■ **DO THIS**
Recast the lines of the records from the line with "email-field-label: Enter Email" up to and including the line with "header-email: Email: [574, 104, 697, 141]" as a Markdown table with the columns Row and Line. Put a row number in Row and the line in Line, and leave out any blank lines.
+++
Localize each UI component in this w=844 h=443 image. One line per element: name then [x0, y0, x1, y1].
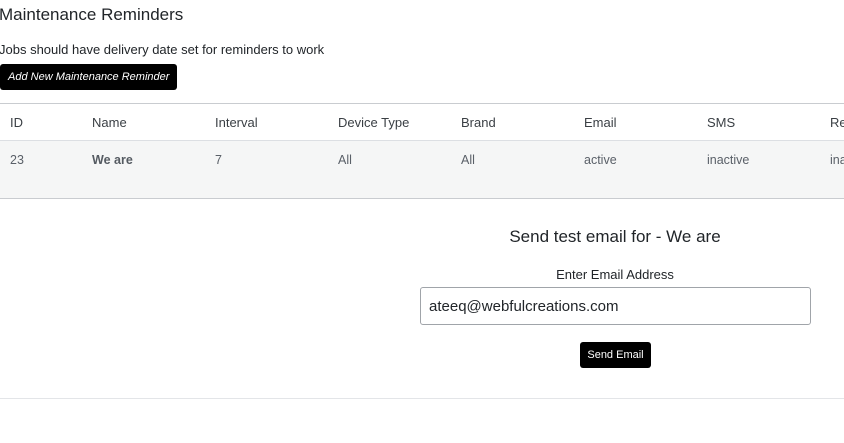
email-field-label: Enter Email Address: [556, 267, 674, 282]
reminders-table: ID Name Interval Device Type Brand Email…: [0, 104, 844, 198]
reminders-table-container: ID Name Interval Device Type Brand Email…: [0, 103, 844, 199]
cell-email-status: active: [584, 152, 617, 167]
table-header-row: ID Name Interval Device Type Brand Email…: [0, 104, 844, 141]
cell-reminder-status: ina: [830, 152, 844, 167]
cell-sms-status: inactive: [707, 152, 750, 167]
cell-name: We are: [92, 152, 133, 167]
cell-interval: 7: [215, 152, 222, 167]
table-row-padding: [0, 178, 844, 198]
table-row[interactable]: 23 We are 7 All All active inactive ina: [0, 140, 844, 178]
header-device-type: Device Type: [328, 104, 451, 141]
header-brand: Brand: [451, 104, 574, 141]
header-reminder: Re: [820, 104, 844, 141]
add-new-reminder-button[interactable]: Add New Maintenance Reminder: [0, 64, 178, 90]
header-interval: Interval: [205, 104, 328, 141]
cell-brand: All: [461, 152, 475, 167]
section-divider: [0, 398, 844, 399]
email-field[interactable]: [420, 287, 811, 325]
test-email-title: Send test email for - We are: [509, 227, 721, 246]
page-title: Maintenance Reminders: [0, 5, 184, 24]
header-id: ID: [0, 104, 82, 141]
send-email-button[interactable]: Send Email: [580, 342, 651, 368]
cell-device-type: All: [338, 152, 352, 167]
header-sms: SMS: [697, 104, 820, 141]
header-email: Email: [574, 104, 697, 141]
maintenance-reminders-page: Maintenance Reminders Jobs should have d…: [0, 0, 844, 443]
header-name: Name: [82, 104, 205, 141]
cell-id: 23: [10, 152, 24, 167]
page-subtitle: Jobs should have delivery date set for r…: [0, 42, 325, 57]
+++
■ **WORKED SOLUTION**
| Row | Line |
|---|---|
| 1 | email-field-label: Enter Email Address: [556, 267, 674, 282] |
| 2 | reminders-table: ID Name Interval Device Type Brand Email…: [0, 104, 844, 198] |
| 3 | reminders-table-container: ID Name Interval Device Type Brand Email…: [0, 103, 844, 199] |
| 4 | cell-email-status: active: [584, 152, 617, 167] |
| 5 | table-header-row: ID Name Interval Device Type Brand Email…: [0, 104, 844, 141] |
| 6 | cell-reminder-status: ina: [830, 152, 844, 167] |
| 7 | cell-sms-status: inactive: [707, 152, 750, 167] |
| 8 | cell-name: We are: [92, 152, 133, 167] |
| 9 | cell-interval: 7: [215, 152, 222, 167] |
| 10 | table-row-padding: [0, 178, 844, 198] |
| 11 | table-row[interactable]: 23 We are 7 All All active inactive ina: [0, 140, 844, 178] |
| 12 | header-device-type: Device Type: [328, 104, 451, 141] |
| 13 | header-brand: Brand: [451, 104, 574, 141] |
| 14 | header-reminder: Re: [820, 104, 844, 141] |
| 15 | add-new-reminder-button[interactable]: Add New Maintenance Reminder: [0, 64, 178, 90] |
| 16 | header-interval: Interval: [205, 104, 328, 141] |
| 17 | cell-brand: All: [461, 152, 475, 167] |
| 18 | section-divider: [0, 398, 844, 399] |
| 19 | email-field[interactable]: [420, 287, 811, 325] |
| 20 | test-email-title: Send test email for - We are: [509, 227, 721, 246] |
| 21 | page-title: Maintenance Reminders: [0, 5, 184, 24] |
| 22 | header-id: ID: [0, 104, 82, 141] |
| 23 | send-email-button[interactable]: Send Email: [580, 342, 651, 368] |
| 24 | cell-device-type: All: [338, 152, 352, 167] |
| 25 | header-sms: SMS: [697, 104, 820, 141] |
| 26 | header-email: Email: [574, 104, 697, 141] |